-- DATA FOR PROCESSING start --

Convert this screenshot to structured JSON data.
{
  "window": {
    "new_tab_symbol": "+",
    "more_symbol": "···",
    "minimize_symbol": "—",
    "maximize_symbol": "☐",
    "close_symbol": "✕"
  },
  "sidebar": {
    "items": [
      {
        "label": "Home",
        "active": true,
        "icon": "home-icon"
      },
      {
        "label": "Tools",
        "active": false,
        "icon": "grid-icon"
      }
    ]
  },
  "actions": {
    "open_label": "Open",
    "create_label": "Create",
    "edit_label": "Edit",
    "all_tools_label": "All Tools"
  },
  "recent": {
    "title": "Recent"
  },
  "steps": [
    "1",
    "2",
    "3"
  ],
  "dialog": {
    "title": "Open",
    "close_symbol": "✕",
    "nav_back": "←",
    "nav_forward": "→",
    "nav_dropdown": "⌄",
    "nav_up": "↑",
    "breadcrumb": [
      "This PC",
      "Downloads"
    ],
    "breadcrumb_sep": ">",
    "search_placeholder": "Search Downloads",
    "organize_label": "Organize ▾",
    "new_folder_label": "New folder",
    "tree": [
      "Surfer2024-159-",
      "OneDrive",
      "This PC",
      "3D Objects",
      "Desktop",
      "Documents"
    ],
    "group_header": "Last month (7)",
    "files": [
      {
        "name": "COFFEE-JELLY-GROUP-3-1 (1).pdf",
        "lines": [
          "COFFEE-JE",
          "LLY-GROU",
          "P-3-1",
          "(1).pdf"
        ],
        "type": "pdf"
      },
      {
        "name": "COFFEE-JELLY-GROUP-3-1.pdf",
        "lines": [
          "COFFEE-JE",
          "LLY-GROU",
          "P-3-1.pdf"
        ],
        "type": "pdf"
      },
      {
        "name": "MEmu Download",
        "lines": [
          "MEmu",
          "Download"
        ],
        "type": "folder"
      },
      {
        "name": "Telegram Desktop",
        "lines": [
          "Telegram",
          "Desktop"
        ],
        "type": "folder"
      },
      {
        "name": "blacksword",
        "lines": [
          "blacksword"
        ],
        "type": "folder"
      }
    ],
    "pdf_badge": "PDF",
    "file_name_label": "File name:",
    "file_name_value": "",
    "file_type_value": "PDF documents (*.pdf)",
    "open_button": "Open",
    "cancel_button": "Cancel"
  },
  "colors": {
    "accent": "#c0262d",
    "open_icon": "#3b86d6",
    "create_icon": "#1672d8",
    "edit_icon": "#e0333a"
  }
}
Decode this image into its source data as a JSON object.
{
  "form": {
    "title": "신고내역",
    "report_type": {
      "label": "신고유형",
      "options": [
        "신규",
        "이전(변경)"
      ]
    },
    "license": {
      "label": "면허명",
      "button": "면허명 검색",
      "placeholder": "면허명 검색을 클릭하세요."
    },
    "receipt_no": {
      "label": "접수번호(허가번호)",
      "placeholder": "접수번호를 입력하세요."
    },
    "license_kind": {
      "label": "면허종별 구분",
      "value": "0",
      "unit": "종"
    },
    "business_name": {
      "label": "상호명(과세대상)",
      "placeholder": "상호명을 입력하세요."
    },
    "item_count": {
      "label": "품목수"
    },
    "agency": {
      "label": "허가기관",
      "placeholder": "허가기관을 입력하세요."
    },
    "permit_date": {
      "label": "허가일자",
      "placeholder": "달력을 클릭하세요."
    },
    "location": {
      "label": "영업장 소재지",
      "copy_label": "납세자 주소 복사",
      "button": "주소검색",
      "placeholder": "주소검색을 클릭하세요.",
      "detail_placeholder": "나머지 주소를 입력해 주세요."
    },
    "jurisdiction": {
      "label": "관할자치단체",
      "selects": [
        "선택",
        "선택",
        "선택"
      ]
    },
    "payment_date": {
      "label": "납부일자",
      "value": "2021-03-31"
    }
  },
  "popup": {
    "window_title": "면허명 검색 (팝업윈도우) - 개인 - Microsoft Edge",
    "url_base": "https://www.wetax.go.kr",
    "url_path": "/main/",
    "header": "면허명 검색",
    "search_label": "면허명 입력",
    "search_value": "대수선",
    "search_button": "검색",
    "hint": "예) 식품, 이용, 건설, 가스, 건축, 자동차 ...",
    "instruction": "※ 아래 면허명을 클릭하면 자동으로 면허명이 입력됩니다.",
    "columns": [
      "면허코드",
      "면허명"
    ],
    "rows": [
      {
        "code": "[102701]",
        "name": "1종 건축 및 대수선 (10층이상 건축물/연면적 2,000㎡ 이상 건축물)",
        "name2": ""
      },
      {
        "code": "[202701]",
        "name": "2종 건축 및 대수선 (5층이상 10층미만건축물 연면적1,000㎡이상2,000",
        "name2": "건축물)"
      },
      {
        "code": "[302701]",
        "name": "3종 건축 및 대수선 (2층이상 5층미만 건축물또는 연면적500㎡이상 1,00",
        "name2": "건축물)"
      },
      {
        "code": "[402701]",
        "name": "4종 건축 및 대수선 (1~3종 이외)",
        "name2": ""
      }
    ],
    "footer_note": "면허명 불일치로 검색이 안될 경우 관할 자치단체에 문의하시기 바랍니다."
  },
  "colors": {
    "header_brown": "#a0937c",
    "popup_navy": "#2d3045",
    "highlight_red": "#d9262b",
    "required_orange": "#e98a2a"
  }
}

-- DATA FOR PROCESSING end --

**THE PROBLEM:**
Transcribe every entry exactly, omitting nothing.

**RESULT OF THE EXERCISE:**
Convert this screenshot to structured JSON data.
{
  "window": {
    "new_tab_symbol": "+",
    "more_symbol": "···",
    "minimize_symbol": "—",
    "maximize_symbol": "☐",
    "close_symbol": "✕"
  },
  "sidebar": {
    "items": [
      {
        "label": "Home",
        "active": true,
        "icon": "home-icon"
      },
      {
        "label": "Tools",
        "active": false,
        "icon": "grid-icon"
      }
    ]
  },
  "actions": {
    "open_label": "Open",
    "create_label": "Create",
    "edit_label": "Edit",
    "all_tools_label": "All Tools"
  },
  "recent": {
    "title": "Recent"
  },
  "steps": [
    "1",
    "2",
    "3"
  ],
  "dialog": {
    "title": "Open",
    "close_symbol": "✕",
    "nav_back": "←",
    "nav_forward": "→",
    "nav_dropdown": "⌄",
    "nav_up": "↑",
    "breadcrumb": [
      "This PC",
      "Downloads"
    ],
    "breadcrumb_sep": ">",
    "search_placeholder": "Search Downloads",
    "organize_label": "Organize ▾",
    "new_folder_label": "New folder",
    "tree": [
      "Surfer2024-159-",
      "OneDrive",
      "This PC",
      "3D Objects",
      "Desktop",
      "Documents"
    ],
    "group_header": "Last month (7)",
    "files": [
      {
        "name": "COFFEE-JELLY-GROUP-3-1 (1).pdf",
        "lines": [
          "COFFEE-JE",
          "LLY-GROU",
          "P-3-1",
          "(1).pdf"
        ],
        "type": "pdf"
      },
      {
        "name": "COFFEE-JELLY-GROUP-3-1.pdf",
        "lines": [
          "COFFEE-JE",
          "LLY-GROU",
          "P-3-1.pdf"
        ],
        "type": "pdf"
      },
      {
        "name": "MEmu Download",
        "lines": [
          "MEmu",
          "Download"
        ],
        "type": "folder"
      },
      {
        "name": "Telegram Desktop",
        "lines": [
          "Telegram",
          "Desktop"
        ],
        "type": "folder"
      },
      {
        "name": "blacksword",
        "lines": [
          "blacksword"
        ],
        "type": "folder"
      }
    ],
    "pdf_badge": "PDF",
    "file_name_label": "File name:",
    "file_name_value": "",
    "file_type_value": "PDF documents (*.pdf)",
    "open_button": "Open",
    "cancel_button": "Cancel"
  },
  "colors": {
    "accent": "#c0262d",
    "open_icon": "#3b86d6",
    "create_icon": "#1672d8",
    "edit_icon": "#e0333a"
  }
}
Decode this image into its source data as a JSON object.
{
  "form": {
    "title": "신고내역",
    "report_type": {
      "label": "신고유형",
      "options": [
        "신규",
        "이전(변경)"
      ]
    },
    "license": {
      "label": "면허명",
      "button": "면허명 검색",
      "placeholder": "면허명 검색을 클릭하세요."
    },
    "receipt_no": {
      "label": "접수번호(허가번호)",
      "placeholder": "접수번호를 입력하세요."
    },
    "license_kind": {
      "label": "면허종별 구분",
      "value": "0",
      "unit": "종"
    },
    "business_name": {
      "label": "상호명(과세대상)",
      "placeholder": "상호명을 입력하세요."
    },
    "item_count": {
      "label": "품목수"
    },
    "agency": {
      "label": "허가기관",
      "placeholder": "허가기관을 입력하세요."
    },
    "permit_date": {
      "label": "허가일자",
      "placeholder": "달력을 클릭하세요."
    },
    "location": {
      "label": "영업장 소재지",
      "copy_label": "납세자 주소 복사",
      "button": "주소검색",
      "placeholder": "주소검색을 클릭하세요.",
      "detail_placeholder": "나머지 주소를 입력해 주세요."
    },
    "jurisdiction": {
      "label": "관할자치단체",
      "selects": [
        "선택",
        "선택",
        "선택"
      ]
    },
    "payment_date": {
      "label": "납부일자",
      "value": "2021-03-31"
    }
  },
  "popup": {
    "window_title": "면허명 검색 (팝업윈도우) - 개인 - Microsoft Edge",
    "url_base": "https://www.wetax.go.kr",
    "url_path": "/main/",
    "header": "면허명 검색",
    "search_label": "면허명 입력",
    "search_value": "대수선",
    "search_button": "검색",
    "hint": "예) 식품, 이용, 건설, 가스, 건축, 자동차 ...",
    "instruction": "※ 아래 면허명을 클릭하면 자동으로 면허명이 입력됩니다.",
    "columns": [
      "면허코드",
      "면허명"
    ],
    "rows": [
      {
        "code": "[102701]",
        "name": "1종 건축 및 대수선 (10층이상 건축물/연면적 2,000㎡ 이상 건축물)",
        "name2": ""
      },
      {
        "code": "[202701]",
        "name": "2종 건축 및 대수선 (5층이상 10층미만건축물 연면적1,000㎡이상2,000",
        "name2": "건축물)"
      },
      {
        "code": "[302701]",
        "name": "3종 건축 및 대수선 (2층이상 5층미만 건축물또는 연면적500㎡이상 1,00",
        "name2": "건축물)"
      },
      {
        "code": "[402701]",
        "name": "4종 건축 및 대수선 (1~3종 이외)",
        "name2": ""
      }
    ],
    "footer_note": "면허명 불일치로 검색이 안될 경우 관할 자치단체에 문의하시기 바랍니다."
  },
  "colors": {
    "header_brown": "#a0937c",
    "popup_navy": "#2d3045",
    "highlight_red": "#d9262b",
    "required_orange": "#e98a2a"
  }
}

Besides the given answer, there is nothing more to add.